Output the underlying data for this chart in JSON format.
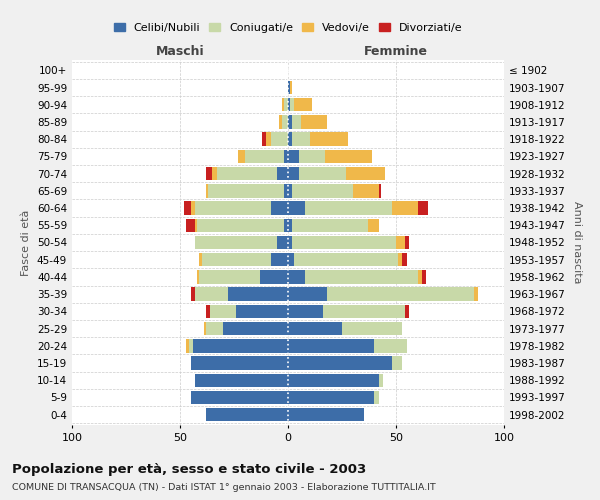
{
  "age_groups": [
    "0-4",
    "5-9",
    "10-14",
    "15-19",
    "20-24",
    "25-29",
    "30-34",
    "35-39",
    "40-44",
    "45-49",
    "50-54",
    "55-59",
    "60-64",
    "65-69",
    "70-74",
    "75-79",
    "80-84",
    "85-89",
    "90-94",
    "95-99",
    "100+"
  ],
  "birth_years": [
    "1998-2002",
    "1993-1997",
    "1988-1992",
    "1983-1987",
    "1978-1982",
    "1973-1977",
    "1968-1972",
    "1963-1967",
    "1958-1962",
    "1953-1957",
    "1948-1952",
    "1943-1947",
    "1938-1942",
    "1933-1937",
    "1928-1932",
    "1923-1927",
    "1918-1922",
    "1913-1917",
    "1908-1912",
    "1903-1907",
    "≤ 1902"
  ],
  "males": {
    "celibi": [
      38,
      45,
      43,
      45,
      44,
      30,
      24,
      28,
      13,
      8,
      5,
      2,
      8,
      2,
      5,
      2,
      0,
      0,
      0,
      0,
      0
    ],
    "coniugati": [
      0,
      0,
      0,
      0,
      2,
      8,
      12,
      15,
      28,
      32,
      38,
      40,
      35,
      35,
      28,
      18,
      8,
      3,
      2,
      0,
      0
    ],
    "vedovi": [
      0,
      0,
      0,
      0,
      1,
      1,
      0,
      0,
      1,
      1,
      0,
      1,
      2,
      1,
      2,
      3,
      2,
      1,
      1,
      0,
      0
    ],
    "divorziati": [
      0,
      0,
      0,
      0,
      0,
      0,
      2,
      2,
      0,
      0,
      0,
      4,
      3,
      0,
      3,
      0,
      2,
      0,
      0,
      0,
      0
    ]
  },
  "females": {
    "nubili": [
      35,
      40,
      42,
      48,
      40,
      25,
      16,
      18,
      8,
      3,
      2,
      2,
      8,
      2,
      5,
      5,
      2,
      2,
      1,
      1,
      0
    ],
    "coniugate": [
      0,
      2,
      2,
      5,
      15,
      28,
      38,
      68,
      52,
      48,
      48,
      35,
      40,
      28,
      22,
      12,
      8,
      4,
      2,
      0,
      0
    ],
    "vedove": [
      0,
      0,
      0,
      0,
      0,
      0,
      0,
      2,
      2,
      2,
      4,
      5,
      12,
      12,
      18,
      22,
      18,
      12,
      8,
      1,
      0
    ],
    "divorziate": [
      0,
      0,
      0,
      0,
      0,
      0,
      2,
      0,
      2,
      2,
      2,
      0,
      5,
      1,
      0,
      0,
      0,
      0,
      0,
      0,
      0
    ]
  },
  "colors": {
    "celibi": "#3d6da8",
    "coniugati": "#c8d9a8",
    "vedovi": "#f0b84a",
    "divorziati": "#c82020"
  },
  "xlim": 100,
  "title": "Popolazione per età, sesso e stato civile - 2003",
  "subtitle": "COMUNE DI TRANSACQUA (TN) - Dati ISTAT 1° gennaio 2003 - Elaborazione TUTTITALIA.IT",
  "ylabel": "Fasce di età",
  "right_ylabel": "Anni di nascita",
  "maschi_label": "Maschi",
  "femmine_label": "Femmine",
  "legend_labels": [
    "Celibi/Nubili",
    "Coniugati/e",
    "Vedovi/e",
    "Divorziati/e"
  ],
  "bg_color": "#f0f0f0",
  "plot_bg_color": "#ffffff"
}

# # # # #

#### [What needs to be done]
Return the material exactly as given, apart from the pictures.

#### [Exercise solution]
Output the underlying data for this chart in JSON format.
{
  "age_groups": [
    "0-4",
    "5-9",
    "10-14",
    "15-19",
    "20-24",
    "25-29",
    "30-34",
    "35-39",
    "40-44",
    "45-49",
    "50-54",
    "55-59",
    "60-64",
    "65-69",
    "70-74",
    "75-79",
    "80-84",
    "85-89",
    "90-94",
    "95-99",
    "100+"
  ],
  "birth_years": [
    "1998-2002",
    "1993-1997",
    "1988-1992",
    "1983-1987",
    "1978-1982",
    "1973-1977",
    "1968-1972",
    "1963-1967",
    "1958-1962",
    "1953-1957",
    "1948-1952",
    "1943-1947",
    "1938-1942",
    "1933-1937",
    "1928-1932",
    "1923-1927",
    "1918-1922",
    "1913-1917",
    "1908-1912",
    "1903-1907",
    "≤ 1902"
  ],
  "males": {
    "celibi": [
      38,
      45,
      43,
      45,
      44,
      30,
      24,
      28,
      13,
      8,
      5,
      2,
      8,
      2,
      5,
      2,
      0,
      0,
      0,
      0,
      0
    ],
    "coniugati": [
      0,
      0,
      0,
      0,
      2,
      8,
      12,
      15,
      28,
      32,
      38,
      40,
      35,
      35,
      28,
      18,
      8,
      3,
      2,
      0,
      0
    ],
    "vedovi": [
      0,
      0,
      0,
      0,
      1,
      1,
      0,
      0,
      1,
      1,
      0,
      1,
      2,
      1,
      2,
      3,
      2,
      1,
      1,
      0,
      0
    ],
    "divorziati": [
      0,
      0,
      0,
      0,
      0,
      0,
      2,
      2,
      0,
      0,
      0,
      4,
      3,
      0,
      3,
      0,
      2,
      0,
      0,
      0,
      0
    ]
  },
  "females": {
    "nubili": [
      35,
      40,
      42,
      48,
      40,
      25,
      16,
      18,
      8,
      3,
      2,
      2,
      8,
      2,
      5,
      5,
      2,
      2,
      1,
      1,
      0
    ],
    "coniugate": [
      0,
      2,
      2,
      5,
      15,
      28,
      38,
      68,
      52,
      48,
      48,
      35,
      40,
      28,
      22,
      12,
      8,
      4,
      2,
      0,
      0
    ],
    "vedove": [
      0,
      0,
      0,
      0,
      0,
      0,
      0,
      2,
      2,
      2,
      4,
      5,
      12,
      12,
      18,
      22,
      18,
      12,
      8,
      1,
      0
    ],
    "divorziate": [
      0,
      0,
      0,
      0,
      0,
      0,
      2,
      0,
      2,
      2,
      2,
      0,
      5,
      1,
      0,
      0,
      0,
      0,
      0,
      0,
      0
    ]
  },
  "colors": {
    "celibi": "#3d6da8",
    "coniugati": "#c8d9a8",
    "vedovi": "#f0b84a",
    "divorziati": "#c82020"
  },
  "xlim": 100,
  "title": "Popolazione per età, sesso e stato civile - 2003",
  "subtitle": "COMUNE DI TRANSACQUA (TN) - Dati ISTAT 1° gennaio 2003 - Elaborazione TUTTITALIA.IT",
  "ylabel": "Fasce di età",
  "right_ylabel": "Anni di nascita",
  "maschi_label": "Maschi",
  "femmine_label": "Femmine",
  "legend_labels": [
    "Celibi/Nubili",
    "Coniugati/e",
    "Vedovi/e",
    "Divorziati/e"
  ],
  "bg_color": "#f0f0f0",
  "plot_bg_color": "#ffffff"
}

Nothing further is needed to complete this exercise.